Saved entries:
---*---

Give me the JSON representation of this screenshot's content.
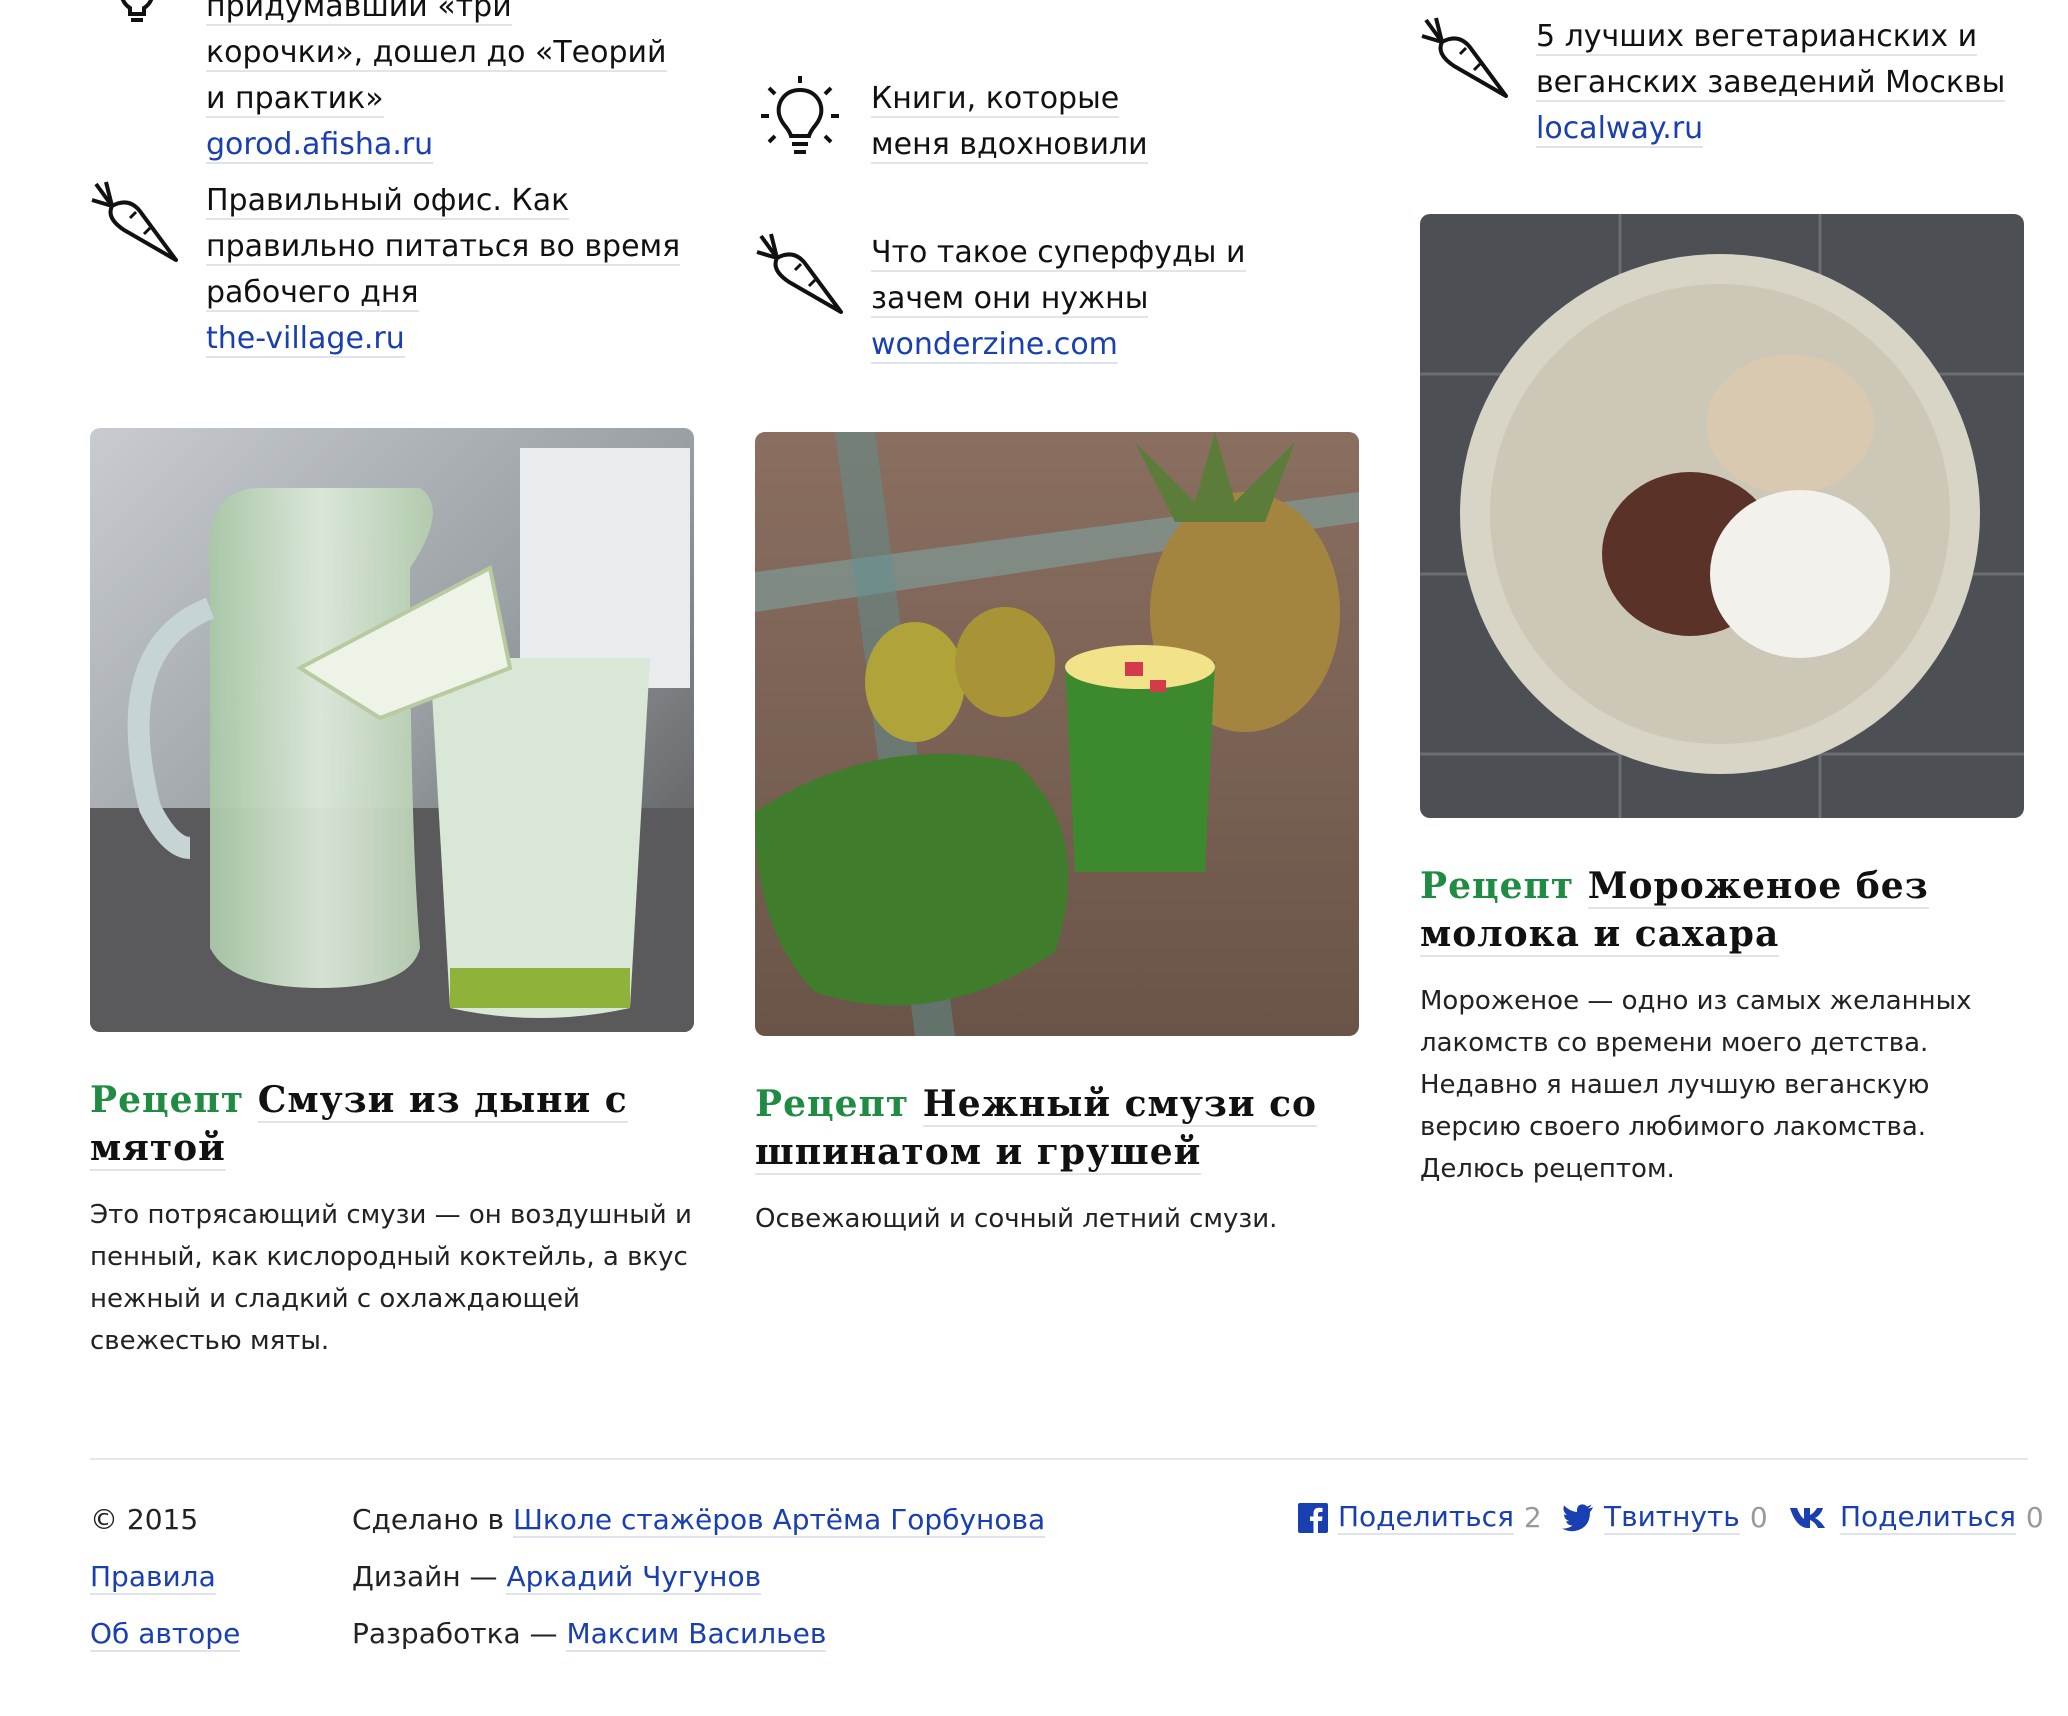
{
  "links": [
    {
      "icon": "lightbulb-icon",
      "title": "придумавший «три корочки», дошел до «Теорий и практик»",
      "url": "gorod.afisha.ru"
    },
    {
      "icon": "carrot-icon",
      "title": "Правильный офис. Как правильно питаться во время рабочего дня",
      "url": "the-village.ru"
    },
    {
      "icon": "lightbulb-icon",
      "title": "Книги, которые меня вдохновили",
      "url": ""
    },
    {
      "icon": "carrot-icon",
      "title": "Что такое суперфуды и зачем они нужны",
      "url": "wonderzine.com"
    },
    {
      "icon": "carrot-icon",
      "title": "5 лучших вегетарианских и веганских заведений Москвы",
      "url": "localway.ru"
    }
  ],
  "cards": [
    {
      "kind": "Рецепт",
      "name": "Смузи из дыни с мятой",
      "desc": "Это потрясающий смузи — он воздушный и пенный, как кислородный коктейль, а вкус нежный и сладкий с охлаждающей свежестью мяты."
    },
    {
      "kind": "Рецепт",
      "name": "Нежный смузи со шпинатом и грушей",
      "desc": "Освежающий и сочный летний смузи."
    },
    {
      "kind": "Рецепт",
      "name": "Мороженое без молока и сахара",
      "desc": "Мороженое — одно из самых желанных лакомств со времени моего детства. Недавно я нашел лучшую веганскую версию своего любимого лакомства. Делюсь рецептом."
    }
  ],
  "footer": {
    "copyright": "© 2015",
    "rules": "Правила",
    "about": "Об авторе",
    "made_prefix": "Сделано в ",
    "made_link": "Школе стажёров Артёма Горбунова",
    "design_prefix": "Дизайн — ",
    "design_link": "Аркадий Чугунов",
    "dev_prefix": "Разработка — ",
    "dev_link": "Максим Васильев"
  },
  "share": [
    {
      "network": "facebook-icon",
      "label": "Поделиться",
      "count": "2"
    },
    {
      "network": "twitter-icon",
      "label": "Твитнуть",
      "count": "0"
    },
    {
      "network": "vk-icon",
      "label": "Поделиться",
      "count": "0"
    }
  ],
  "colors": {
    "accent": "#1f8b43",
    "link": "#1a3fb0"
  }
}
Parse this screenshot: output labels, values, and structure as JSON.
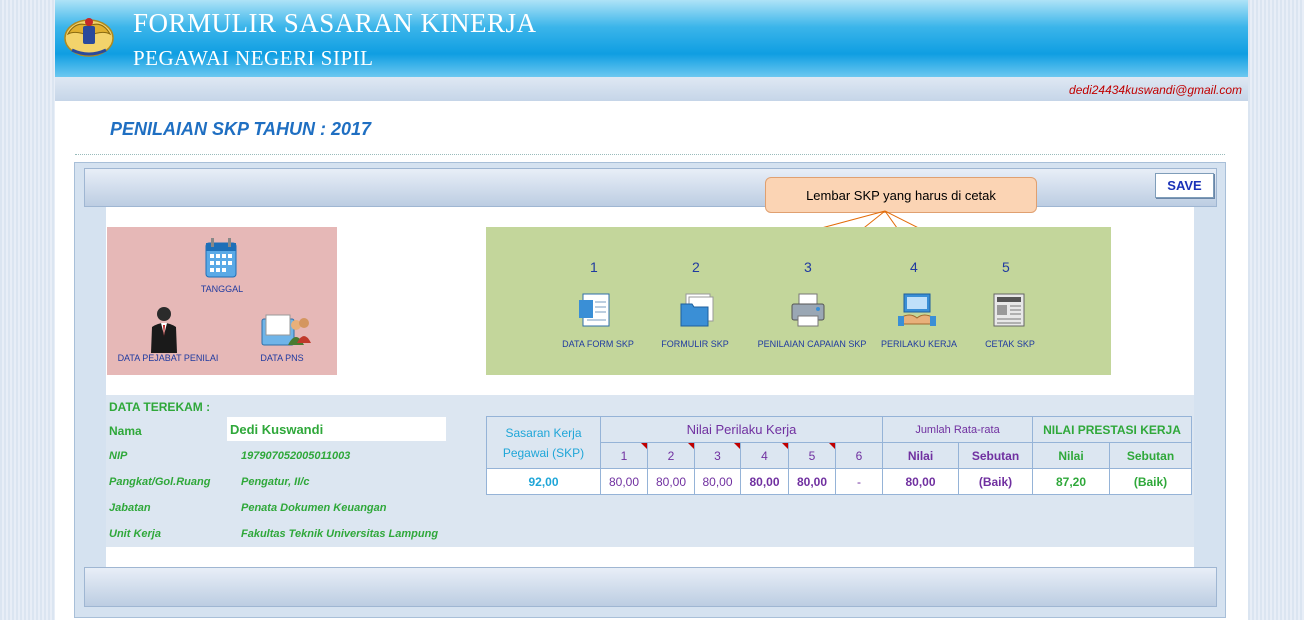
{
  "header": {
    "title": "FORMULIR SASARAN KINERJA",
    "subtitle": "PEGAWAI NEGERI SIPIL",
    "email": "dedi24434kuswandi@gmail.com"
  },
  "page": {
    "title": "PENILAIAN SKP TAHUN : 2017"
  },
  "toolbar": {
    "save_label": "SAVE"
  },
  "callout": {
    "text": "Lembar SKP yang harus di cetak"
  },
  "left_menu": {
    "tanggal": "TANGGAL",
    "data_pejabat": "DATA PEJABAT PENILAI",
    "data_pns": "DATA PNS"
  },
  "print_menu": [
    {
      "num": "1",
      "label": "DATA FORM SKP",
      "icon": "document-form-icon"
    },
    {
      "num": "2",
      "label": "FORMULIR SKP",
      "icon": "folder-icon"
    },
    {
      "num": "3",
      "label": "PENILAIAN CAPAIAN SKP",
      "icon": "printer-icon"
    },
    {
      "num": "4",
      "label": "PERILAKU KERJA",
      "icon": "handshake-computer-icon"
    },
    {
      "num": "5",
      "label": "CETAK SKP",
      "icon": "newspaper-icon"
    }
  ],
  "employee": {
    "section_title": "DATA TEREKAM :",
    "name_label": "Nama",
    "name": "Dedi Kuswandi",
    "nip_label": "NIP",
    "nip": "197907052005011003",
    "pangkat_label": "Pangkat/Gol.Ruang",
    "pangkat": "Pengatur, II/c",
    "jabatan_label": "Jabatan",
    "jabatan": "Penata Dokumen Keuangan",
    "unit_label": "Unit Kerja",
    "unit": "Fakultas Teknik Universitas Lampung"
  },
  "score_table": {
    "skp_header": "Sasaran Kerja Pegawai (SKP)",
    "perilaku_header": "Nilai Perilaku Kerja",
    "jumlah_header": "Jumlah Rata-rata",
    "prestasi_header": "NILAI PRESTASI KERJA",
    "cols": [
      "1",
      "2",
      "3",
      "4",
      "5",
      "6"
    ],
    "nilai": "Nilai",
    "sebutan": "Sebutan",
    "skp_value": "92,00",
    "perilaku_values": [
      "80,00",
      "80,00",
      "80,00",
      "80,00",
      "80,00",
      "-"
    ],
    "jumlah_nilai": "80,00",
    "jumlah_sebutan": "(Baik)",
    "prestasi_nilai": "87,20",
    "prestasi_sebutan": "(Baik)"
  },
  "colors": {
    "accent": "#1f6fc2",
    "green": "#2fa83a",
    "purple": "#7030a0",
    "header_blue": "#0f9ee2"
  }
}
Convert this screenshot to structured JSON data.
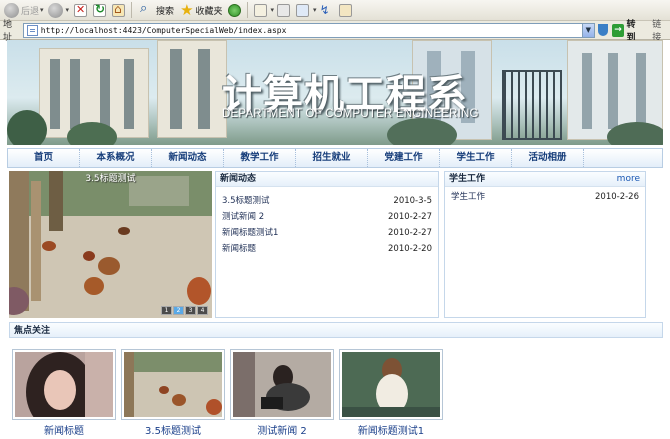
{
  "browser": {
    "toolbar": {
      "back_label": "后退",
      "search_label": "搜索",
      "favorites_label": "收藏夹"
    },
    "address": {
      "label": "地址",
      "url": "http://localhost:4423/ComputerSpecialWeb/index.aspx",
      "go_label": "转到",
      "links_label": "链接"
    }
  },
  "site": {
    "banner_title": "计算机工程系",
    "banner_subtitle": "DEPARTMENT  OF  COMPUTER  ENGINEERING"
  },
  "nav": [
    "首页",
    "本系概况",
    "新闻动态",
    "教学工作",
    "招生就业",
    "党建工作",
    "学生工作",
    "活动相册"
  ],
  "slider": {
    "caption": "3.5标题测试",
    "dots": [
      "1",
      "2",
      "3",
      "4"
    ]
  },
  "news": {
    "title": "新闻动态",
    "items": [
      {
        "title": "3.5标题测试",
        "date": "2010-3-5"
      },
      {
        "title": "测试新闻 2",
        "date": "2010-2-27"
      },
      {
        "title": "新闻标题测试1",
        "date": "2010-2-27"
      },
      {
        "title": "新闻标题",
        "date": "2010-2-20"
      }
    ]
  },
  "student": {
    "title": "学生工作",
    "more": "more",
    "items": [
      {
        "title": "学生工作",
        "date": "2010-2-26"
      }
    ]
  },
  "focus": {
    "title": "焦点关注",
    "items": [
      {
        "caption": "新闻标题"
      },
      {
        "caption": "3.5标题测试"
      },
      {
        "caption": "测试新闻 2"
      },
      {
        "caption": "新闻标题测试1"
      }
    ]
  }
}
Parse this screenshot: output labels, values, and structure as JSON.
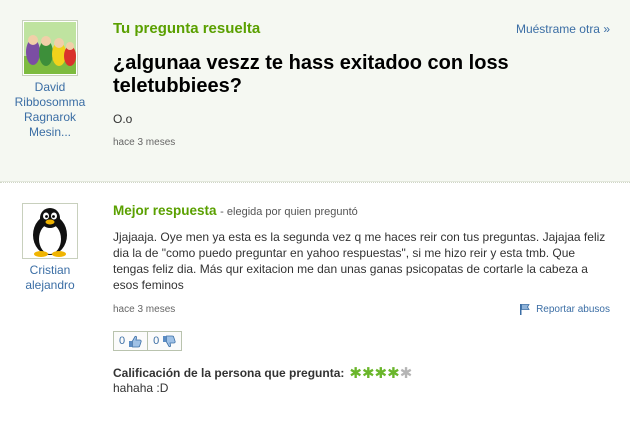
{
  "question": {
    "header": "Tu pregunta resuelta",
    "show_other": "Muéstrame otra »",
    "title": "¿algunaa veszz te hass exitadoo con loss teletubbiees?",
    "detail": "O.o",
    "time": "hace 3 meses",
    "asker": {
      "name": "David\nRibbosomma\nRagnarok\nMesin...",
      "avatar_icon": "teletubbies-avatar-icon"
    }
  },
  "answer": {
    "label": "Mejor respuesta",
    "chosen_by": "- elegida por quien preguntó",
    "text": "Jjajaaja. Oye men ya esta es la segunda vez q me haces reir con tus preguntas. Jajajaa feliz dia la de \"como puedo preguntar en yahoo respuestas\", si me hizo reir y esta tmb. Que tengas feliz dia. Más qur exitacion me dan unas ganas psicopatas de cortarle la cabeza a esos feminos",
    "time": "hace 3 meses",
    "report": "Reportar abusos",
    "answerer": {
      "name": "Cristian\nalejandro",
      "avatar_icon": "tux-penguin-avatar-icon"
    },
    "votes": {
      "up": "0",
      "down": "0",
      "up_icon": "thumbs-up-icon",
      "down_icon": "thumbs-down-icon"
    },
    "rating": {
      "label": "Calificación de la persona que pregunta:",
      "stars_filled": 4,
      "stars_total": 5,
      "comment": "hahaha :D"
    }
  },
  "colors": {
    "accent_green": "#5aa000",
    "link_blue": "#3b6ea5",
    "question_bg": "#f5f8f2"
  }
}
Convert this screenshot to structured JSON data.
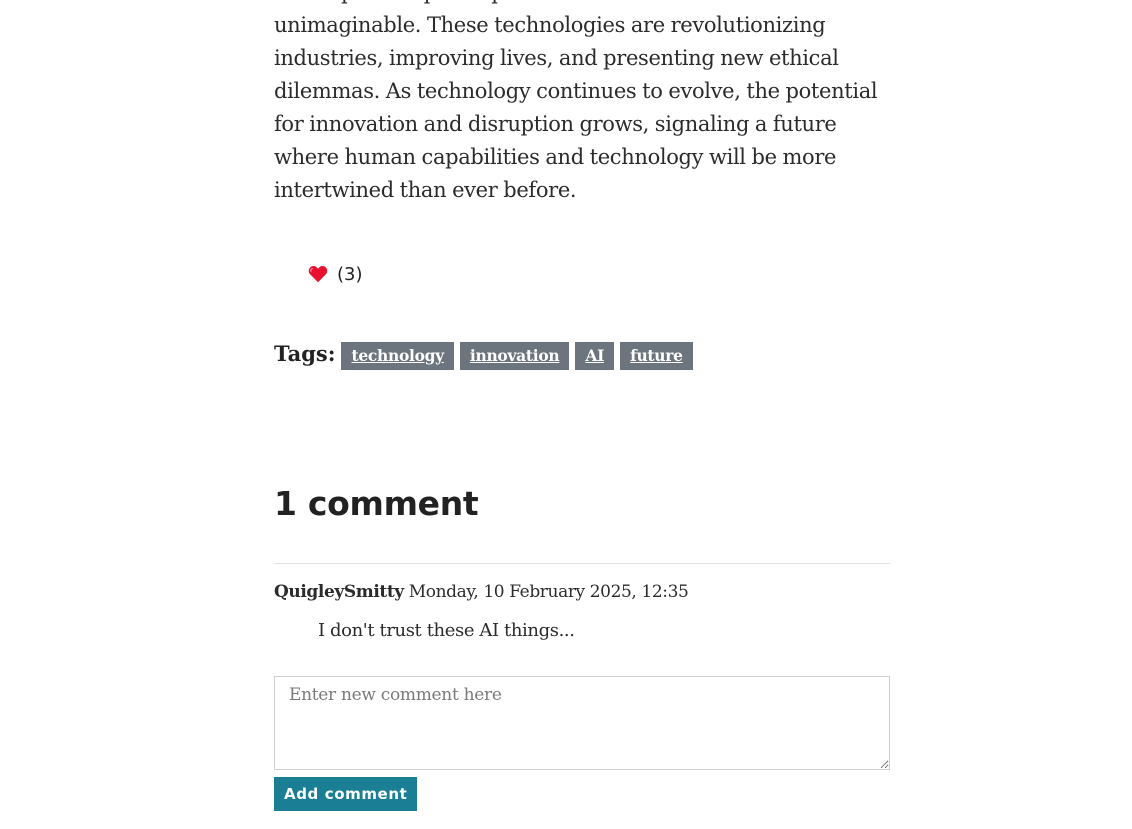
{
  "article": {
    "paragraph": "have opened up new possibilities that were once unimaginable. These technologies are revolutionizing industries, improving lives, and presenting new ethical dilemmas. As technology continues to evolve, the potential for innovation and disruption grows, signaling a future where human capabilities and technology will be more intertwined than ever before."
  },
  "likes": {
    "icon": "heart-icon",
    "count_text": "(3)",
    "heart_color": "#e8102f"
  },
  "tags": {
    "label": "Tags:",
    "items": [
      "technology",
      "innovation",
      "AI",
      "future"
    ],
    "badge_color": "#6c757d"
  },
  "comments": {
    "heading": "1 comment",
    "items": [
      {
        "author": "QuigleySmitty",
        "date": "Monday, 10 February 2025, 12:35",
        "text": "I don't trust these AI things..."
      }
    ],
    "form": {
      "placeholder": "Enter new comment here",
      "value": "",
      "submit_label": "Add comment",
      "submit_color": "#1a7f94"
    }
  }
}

---*---

*What you are asked to do*.
Count the lines in the entries that hold the word "thumbs", and give nothing but the total.

*Result for this task*.
2